== WHAT THIS TASK INVOLVES ==
Quote the listing below in full and exactly as written, but omit every picture.

Saved entries
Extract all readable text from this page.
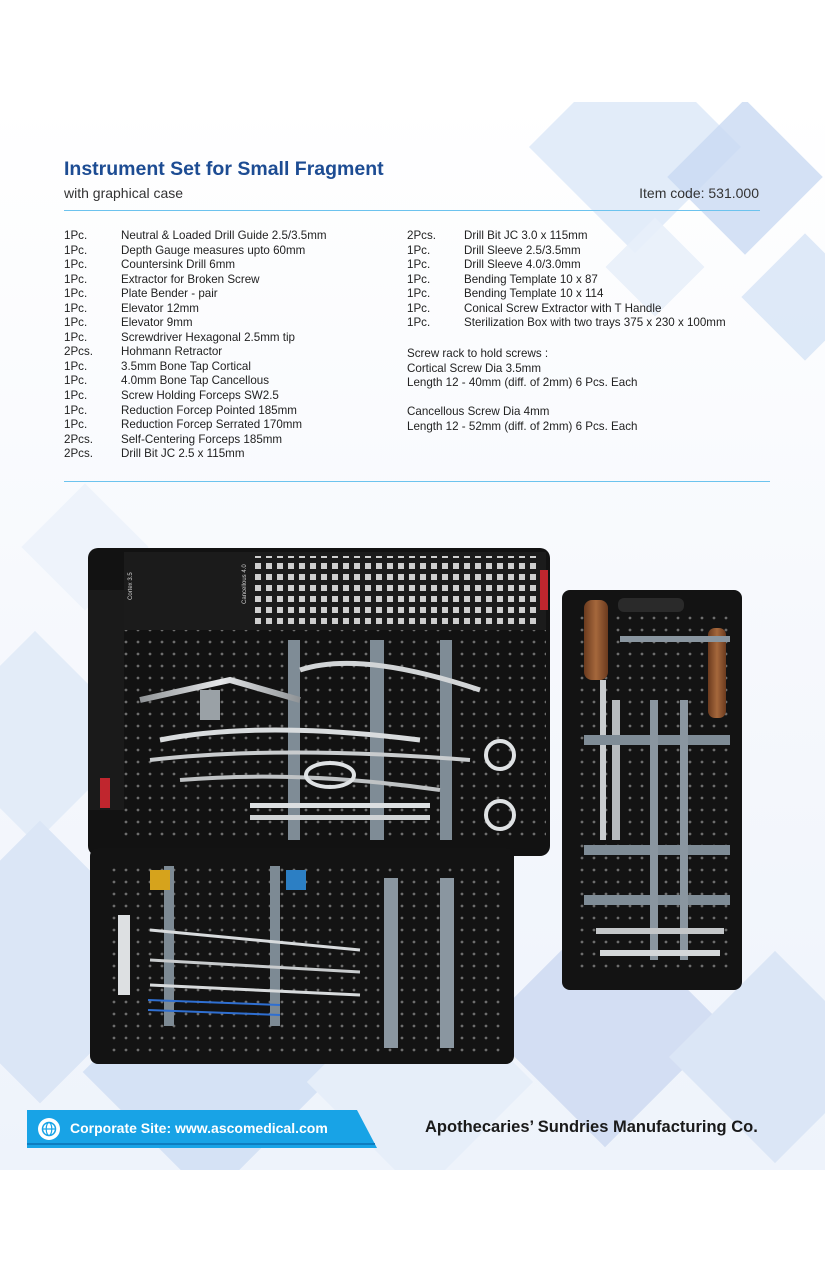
Instrument Set for Small Fragment
with graphical case	Item code: 531.000
1Pc.	Neutral & Loaded Drill Guide 2.5/3.5mm
1Pc.	Depth Gauge measures upto 60mm
1Pc.	Countersink Drill 6mm
1Pc.	Extractor for Broken Screw
1Pc.	Plate Bender - pair
1Pc.	Elevator 12mm
1Pc.	Elevator 9mm
1Pc.	Screwdriver Hexagonal 2.5mm tip
2Pcs.	Hohmann Retractor
1Pc.	3.5mm Bone Tap Cortical
1Pc.	4.0mm Bone Tap Cancellous
1Pc.	Screw Holding Forceps SW2.5
1Pc.	Reduction Forcep Pointed 185mm
1Pc.	Reduction Forcep Serrated 170mm
2Pcs.	Self-Centering Forceps 185mm
2Pcs.	Drill Bit JC 2.5 x 115mm
2Pcs.	Drill Bit JC 3.0 x 115mm
1Pc.	Drill Sleeve 2.5/3.5mm
1Pc.	Drill Sleeve 4.0/3.0mm
1Pc.	Bending Template 10 x 87
1Pc.	Bending Template 10 x 114
1Pc.	Conical Screw Extractor with T Handle
1Pc.	Sterilization Box with two trays 375 x 230 x 100mm
Screw rack to hold screws :
Cortical Screw Dia 3.5mm
Length 12 - 40mm (diff. of 2mm) 6 Pcs. Each
Cancellous Screw Dia 4mm
Length 12 - 52mm (diff. of 2mm) 6 Pcs. Each
Cortex 3.5	Cancellous 4.0
Corporate Site: www.ascomedical.com	Apothecaries’ Sundries Manufacturing Co.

== TASK RESPONSE ==
Extract all readable text from this page.
Instrument Set for Small Fragment
with graphical case	Item code: 531.000
1Pc.	Neutral & Loaded Drill Guide 2.5/3.5mm
1Pc.	Depth Gauge measures upto 60mm
1Pc.	Countersink Drill 6mm
1Pc.	Extractor for Broken Screw
1Pc.	Plate Bender - pair
1Pc.	Elevator 12mm
1Pc.	Elevator 9mm
1Pc.	Screwdriver Hexagonal 2.5mm tip
2Pcs.	Hohmann Retractor
1Pc.	3.5mm Bone Tap Cortical
1Pc.	4.0mm Bone Tap Cancellous
1Pc.	Screw Holding Forceps SW2.5
1Pc.	Reduction Forcep Pointed 185mm
1Pc.	Reduction Forcep Serrated 170mm
2Pcs.	Self-Centering Forceps 185mm
2Pcs.	Drill Bit JC 2.5 x 115mm
2Pcs.	Drill Bit JC 3.0 x 115mm
1Pc.	Drill Sleeve 2.5/3.5mm
1Pc.	Drill Sleeve 4.0/3.0mm
1Pc.	Bending Template 10 x 87
1Pc.	Bending Template 10 x 114
1Pc.	Conical Screw Extractor with T Handle
1Pc.	Sterilization Box with two trays 375 x 230 x 100mm
Screw rack to hold screws :
Cortical Screw Dia 3.5mm
Length 12 - 40mm (diff. of 2mm) 6 Pcs. Each
Cancellous Screw Dia 4mm
Length 12 - 52mm (diff. of 2mm) 6 Pcs. Each
Cortex 3.5	Cancellous 4.0
Corporate Site: www.ascomedical.com	Apothecaries’ Sundries Manufacturing Co.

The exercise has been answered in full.